[Collected data]
::::

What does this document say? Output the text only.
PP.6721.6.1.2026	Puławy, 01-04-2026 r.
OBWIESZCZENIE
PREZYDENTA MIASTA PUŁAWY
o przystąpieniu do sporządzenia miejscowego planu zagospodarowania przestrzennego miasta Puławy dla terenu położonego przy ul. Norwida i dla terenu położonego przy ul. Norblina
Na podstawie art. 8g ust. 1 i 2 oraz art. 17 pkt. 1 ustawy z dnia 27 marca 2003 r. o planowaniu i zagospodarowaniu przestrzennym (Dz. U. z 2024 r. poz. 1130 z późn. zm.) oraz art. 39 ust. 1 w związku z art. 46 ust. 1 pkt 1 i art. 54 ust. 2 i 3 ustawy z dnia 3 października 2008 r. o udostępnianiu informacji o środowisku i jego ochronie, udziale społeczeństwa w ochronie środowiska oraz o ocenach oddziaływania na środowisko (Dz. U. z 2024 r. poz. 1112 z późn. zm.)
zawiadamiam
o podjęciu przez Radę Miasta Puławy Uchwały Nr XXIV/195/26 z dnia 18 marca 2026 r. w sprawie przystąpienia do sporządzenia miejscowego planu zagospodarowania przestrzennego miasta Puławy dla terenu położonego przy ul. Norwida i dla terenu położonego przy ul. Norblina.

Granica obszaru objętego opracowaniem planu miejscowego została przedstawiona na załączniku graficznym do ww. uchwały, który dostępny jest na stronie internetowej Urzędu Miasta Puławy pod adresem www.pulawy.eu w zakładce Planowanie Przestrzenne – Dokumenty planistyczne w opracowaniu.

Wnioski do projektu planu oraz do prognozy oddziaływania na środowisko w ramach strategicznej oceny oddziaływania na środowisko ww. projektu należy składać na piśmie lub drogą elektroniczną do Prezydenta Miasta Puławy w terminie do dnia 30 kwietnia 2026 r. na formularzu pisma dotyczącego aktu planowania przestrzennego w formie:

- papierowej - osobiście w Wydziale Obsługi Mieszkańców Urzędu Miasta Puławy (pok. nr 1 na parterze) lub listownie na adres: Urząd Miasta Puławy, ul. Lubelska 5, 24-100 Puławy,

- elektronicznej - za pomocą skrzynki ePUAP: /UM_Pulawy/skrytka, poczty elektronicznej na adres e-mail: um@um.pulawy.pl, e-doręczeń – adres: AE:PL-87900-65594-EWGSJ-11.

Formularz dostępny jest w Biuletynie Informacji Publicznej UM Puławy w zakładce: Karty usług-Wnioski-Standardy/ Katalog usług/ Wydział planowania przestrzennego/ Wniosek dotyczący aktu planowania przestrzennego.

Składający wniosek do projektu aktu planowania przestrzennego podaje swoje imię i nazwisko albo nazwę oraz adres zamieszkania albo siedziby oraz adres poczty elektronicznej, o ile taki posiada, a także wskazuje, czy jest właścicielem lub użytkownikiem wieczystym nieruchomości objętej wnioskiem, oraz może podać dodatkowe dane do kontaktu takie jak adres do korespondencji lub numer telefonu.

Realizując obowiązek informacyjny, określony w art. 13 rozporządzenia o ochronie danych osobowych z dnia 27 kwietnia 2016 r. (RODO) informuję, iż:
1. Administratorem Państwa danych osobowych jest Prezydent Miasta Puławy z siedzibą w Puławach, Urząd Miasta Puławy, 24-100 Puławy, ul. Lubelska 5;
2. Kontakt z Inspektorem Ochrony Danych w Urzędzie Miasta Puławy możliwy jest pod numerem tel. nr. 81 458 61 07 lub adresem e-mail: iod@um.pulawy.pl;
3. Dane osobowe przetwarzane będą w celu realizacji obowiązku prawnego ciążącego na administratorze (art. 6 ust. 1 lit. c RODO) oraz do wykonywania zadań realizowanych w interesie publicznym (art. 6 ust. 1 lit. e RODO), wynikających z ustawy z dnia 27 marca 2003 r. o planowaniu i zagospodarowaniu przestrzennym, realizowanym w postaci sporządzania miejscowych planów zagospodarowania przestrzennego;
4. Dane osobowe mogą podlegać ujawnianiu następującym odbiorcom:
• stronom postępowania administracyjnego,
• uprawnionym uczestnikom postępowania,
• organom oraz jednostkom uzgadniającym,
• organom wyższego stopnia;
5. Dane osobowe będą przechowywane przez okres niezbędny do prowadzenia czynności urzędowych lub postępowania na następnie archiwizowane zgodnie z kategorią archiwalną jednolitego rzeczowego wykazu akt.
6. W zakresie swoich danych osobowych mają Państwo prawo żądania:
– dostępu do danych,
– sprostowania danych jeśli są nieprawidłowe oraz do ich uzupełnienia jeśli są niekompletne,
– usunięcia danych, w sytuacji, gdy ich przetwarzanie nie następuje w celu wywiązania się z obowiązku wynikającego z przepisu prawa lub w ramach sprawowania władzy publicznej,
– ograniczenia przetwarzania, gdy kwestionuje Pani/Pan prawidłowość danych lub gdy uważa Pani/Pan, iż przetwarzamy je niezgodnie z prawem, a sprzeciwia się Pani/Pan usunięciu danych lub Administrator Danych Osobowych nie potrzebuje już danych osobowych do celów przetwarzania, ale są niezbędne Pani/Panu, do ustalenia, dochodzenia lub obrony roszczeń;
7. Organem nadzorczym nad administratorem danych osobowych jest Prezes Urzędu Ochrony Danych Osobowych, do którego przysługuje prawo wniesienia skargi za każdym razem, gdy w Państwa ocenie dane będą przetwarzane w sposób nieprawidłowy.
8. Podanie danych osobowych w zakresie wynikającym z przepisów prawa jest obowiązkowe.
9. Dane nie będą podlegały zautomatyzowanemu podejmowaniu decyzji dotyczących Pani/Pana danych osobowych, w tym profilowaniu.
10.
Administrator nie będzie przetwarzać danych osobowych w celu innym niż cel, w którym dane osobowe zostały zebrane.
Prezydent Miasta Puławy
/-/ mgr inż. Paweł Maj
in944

::::

### TO BE DONE
Transcribe the data above in full, exactly.

### RESULT FOR THIS EXERCISE
What does this document say? Output the text only.
PP.6721.6.1.2026	Puławy, 01-04-2026 r.
OBWIESZCZENIE
PREZYDENTA MIASTA PUŁAWY
o przystąpieniu do sporządzenia miejscowego planu zagospodarowania przestrzennego miasta Puławy dla terenu położonego przy ul. Norwida i dla terenu położonego przy ul. Norblina
Na podstawie art. 8g ust. 1 i 2 oraz art. 17 pkt. 1 ustawy z dnia 27 marca 2003 r. o planowaniu i zagospodarowaniu przestrzennym (Dz. U. z 2024 r. poz. 1130 z późn. zm.) oraz art. 39 ust. 1 w związku z art. 46 ust. 1 pkt 1 i art. 54 ust. 2 i 3 ustawy z dnia 3 października 2008 r. o udostępnianiu informacji o środowisku i jego ochronie, udziale społeczeństwa w ochronie środowiska oraz o ocenach oddziaływania na środowisko (Dz. U. z 2024 r. poz. 1112 z późn. zm.)
zawiadamiam
o podjęciu przez Radę Miasta Puławy Uchwały Nr XXIV/195/26 z dnia 18 marca 2026 r. w sprawie przystąpienia do sporządzenia miejscowego planu zagospodarowania przestrzennego miasta Puławy dla terenu położonego przy ul. Norwida i dla terenu położonego przy ul. Norblina.

Granica obszaru objętego opracowaniem planu miejscowego została przedstawiona na załączniku graficznym do ww. uchwały, który dostępny jest na stronie internetowej Urzędu Miasta Puławy pod adresem www.pulawy.eu w zakładce Planowanie Przestrzenne – Dokumenty planistyczne w opracowaniu.

Wnioski do projektu planu oraz do prognozy oddziaływania na środowisko w ramach strategicznej oceny oddziaływania na środowisko ww. projektu należy składać na piśmie lub drogą elektroniczną do Prezydenta Miasta Puławy w terminie do dnia 30 kwietnia 2026 r. na formularzu pisma dotyczącego aktu planowania przestrzennego w formie:

- papierowej - osobiście w Wydziale Obsługi Mieszkańców Urzędu Miasta Puławy (pok. nr 1 na parterze) lub listownie na adres: Urząd Miasta Puławy, ul. Lubelska 5, 24-100 Puławy,

- elektronicznej - za pomocą skrzynki ePUAP: /UM_Pulawy/skrytka, poczty elektronicznej na adres e-mail: um@um.pulawy.pl, e-doręczeń – adres: AE:PL-87900-65594-EWGSJ-11.

Formularz dostępny jest w Biuletynie Informacji Publicznej UM Puławy w zakładce: Karty usług-Wnioski-Standardy/ Katalog usług/ Wydział planowania przestrzennego/ Wniosek dotyczący aktu planowania przestrzennego.

Składający wniosek do projektu aktu planowania przestrzennego podaje swoje imię i nazwisko albo nazwę oraz adres zamieszkania albo siedziby oraz adres poczty elektronicznej, o ile taki posiada, a także wskazuje, czy jest właścicielem lub użytkownikiem wieczystym nieruchomości objętej wnioskiem, oraz może podać dodatkowe dane do kontaktu takie jak adres do korespondencji lub numer telefonu.

Realizując obowiązek informacyjny, określony w art. 13 rozporządzenia o ochronie danych osobowych z dnia 27 kwietnia 2016 r. (RODO) informuję, iż:
1. Administratorem Państwa danych osobowych jest Prezydent Miasta Puławy z siedzibą w Puławach, Urząd Miasta Puławy, 24-100 Puławy, ul. Lubelska 5;
2. Kontakt z Inspektorem Ochrony Danych w Urzędzie Miasta Puławy możliwy jest pod numerem tel. nr. 81 458 61 07 lub adresem e-mail: iod@um.pulawy.pl;
3. Dane osobowe przetwarzane będą w celu realizacji obowiązku prawnego ciążącego na administratorze (art. 6 ust. 1 lit. c RODO) oraz do wykonywania zadań realizowanych w interesie publicznym (art. 6 ust. 1 lit. e RODO), wynikających z ustawy z dnia 27 marca 2003 r. o planowaniu i zagospodarowaniu przestrzennym, realizowanym w postaci sporządzania miejscowych planów zagospodarowania przestrzennego;
4. Dane osobowe mogą podlegać ujawnianiu następującym odbiorcom:
• stronom postępowania administracyjnego,
• uprawnionym uczestnikom postępowania,
• organom oraz jednostkom uzgadniającym,
• organom wyższego stopnia;
5. Dane osobowe będą przechowywane przez okres niezbędny do prowadzenia czynności urzędowych lub postępowania na następnie archiwizowane zgodnie z kategorią archiwalną jednolitego rzeczowego wykazu akt.
6. W zakresie swoich danych osobowych mają Państwo prawo żądania:
– dostępu do danych,
– sprostowania danych jeśli są nieprawidłowe oraz do ich uzupełnienia jeśli są niekompletne,
– usunięcia danych, w sytuacji, gdy ich przetwarzanie nie następuje w celu wywiązania się z obowiązku wynikającego z przepisu prawa lub w ramach sprawowania władzy publicznej,
– ograniczenia przetwarzania, gdy kwestionuje Pani/Pan prawidłowość danych lub gdy uważa Pani/Pan, iż przetwarzamy je niezgodnie z prawem, a sprzeciwia się Pani/Pan usunięciu danych lub Administrator Danych Osobowych nie potrzebuje już danych osobowych do celów przetwarzania, ale są niezbędne Pani/Panu, do ustalenia, dochodzenia lub obrony roszczeń;
7. Organem nadzorczym nad administratorem danych osobowych jest Prezes Urzędu Ochrony Danych Osobowych, do którego przysługuje prawo wniesienia skargi za każdym razem, gdy w Państwa ocenie dane będą przetwarzane w sposób nieprawidłowy.
8. Podanie danych osobowych w zakresie wynikającym z przepisów prawa jest obowiązkowe.
9. Dane nie będą podlegały zautomatyzowanemu podejmowaniu decyzji dotyczących Pani/Pana danych osobowych, w tym profilowaniu.
10.
Administrator nie będzie przetwarzać danych osobowych w celu innym niż cel, w którym dane osobowe zostały zebrane.
Prezydent Miasta Puławy
/-/ mgr inż. Paweł Maj
in944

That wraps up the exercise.